Excerpted records =>

--- BEGIN ---

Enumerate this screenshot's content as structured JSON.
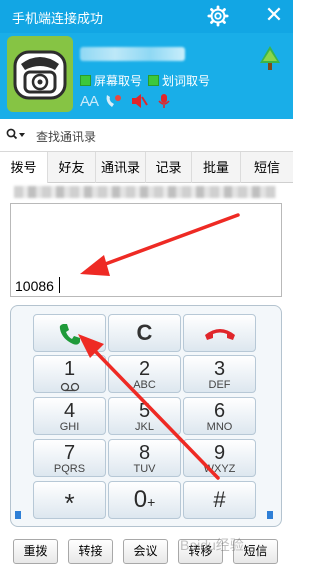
{
  "window": {
    "title": "手机端连接成功",
    "settings_icon": "gear-icon",
    "close_icon": "close-icon",
    "accent": "#12a6e4"
  },
  "header": {
    "checkbox_screen": "屏幕取号",
    "checkbox_word": "划词取号",
    "font_label": "AA"
  },
  "search": {
    "placeholder": "查找通讯录"
  },
  "tabs": [
    {
      "label": "拨号",
      "active": true
    },
    {
      "label": "好友"
    },
    {
      "label": "通讯录"
    },
    {
      "label": "记录"
    },
    {
      "label": "批量"
    },
    {
      "label": "短信"
    }
  ],
  "display": {
    "number": "10086"
  },
  "keypad": {
    "call_icon": "phone-call-icon",
    "clear_label": "C",
    "hangup_icon": "phone-hangup-icon",
    "keys": [
      {
        "digit": "1",
        "letters": "voicemail-icon"
      },
      {
        "digit": "2",
        "letters": "ABC"
      },
      {
        "digit": "3",
        "letters": "DEF"
      },
      {
        "digit": "4",
        "letters": "GHI"
      },
      {
        "digit": "5",
        "letters": "JKL"
      },
      {
        "digit": "6",
        "letters": "MNO"
      },
      {
        "digit": "7",
        "letters": "PQRS"
      },
      {
        "digit": "8",
        "letters": "TUV"
      },
      {
        "digit": "9",
        "letters": "WXYZ"
      },
      {
        "digit": "*",
        "letters": ""
      },
      {
        "digit": "0",
        "letters": "+"
      },
      {
        "digit": "#",
        "letters": ""
      }
    ]
  },
  "buttons": {
    "redial": "重拨",
    "transfer": "转接",
    "conference": "会议",
    "move": "转移",
    "sms": "短信"
  },
  "watermark": "Baidu经验",
  "colors": {
    "call_green": "#1f9a3a",
    "hangup_red": "#e0262b",
    "arrow_red": "#ee2a24"
  }
}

--- END ---

Short task =>
Copy the listing exactly. Any image in it stays out of the copy.

Output below =>
Enumerate this screenshot's content as structured JSON.
{
  "window": {
    "title": "手机端连接成功",
    "settings_icon": "gear-icon",
    "close_icon": "close-icon",
    "accent": "#12a6e4"
  },
  "header": {
    "checkbox_screen": "屏幕取号",
    "checkbox_word": "划词取号",
    "font_label": "AA"
  },
  "search": {
    "placeholder": "查找通讯录"
  },
  "tabs": [
    {
      "label": "拨号",
      "active": true
    },
    {
      "label": "好友"
    },
    {
      "label": "通讯录"
    },
    {
      "label": "记录"
    },
    {
      "label": "批量"
    },
    {
      "label": "短信"
    }
  ],
  "display": {
    "number": "10086"
  },
  "keypad": {
    "call_icon": "phone-call-icon",
    "clear_label": "C",
    "hangup_icon": "phone-hangup-icon",
    "keys": [
      {
        "digit": "1",
        "letters": "voicemail-icon"
      },
      {
        "digit": "2",
        "letters": "ABC"
      },
      {
        "digit": "3",
        "letters": "DEF"
      },
      {
        "digit": "4",
        "letters": "GHI"
      },
      {
        "digit": "5",
        "letters": "JKL"
      },
      {
        "digit": "6",
        "letters": "MNO"
      },
      {
        "digit": "7",
        "letters": "PQRS"
      },
      {
        "digit": "8",
        "letters": "TUV"
      },
      {
        "digit": "9",
        "letters": "WXYZ"
      },
      {
        "digit": "*",
        "letters": ""
      },
      {
        "digit": "0",
        "letters": "+"
      },
      {
        "digit": "#",
        "letters": ""
      }
    ]
  },
  "buttons": {
    "redial": "重拨",
    "transfer": "转接",
    "conference": "会议",
    "move": "转移",
    "sms": "短信"
  },
  "watermark": "Baidu经验",
  "colors": {
    "call_green": "#1f9a3a",
    "hangup_red": "#e0262b",
    "arrow_red": "#ee2a24"
  }
}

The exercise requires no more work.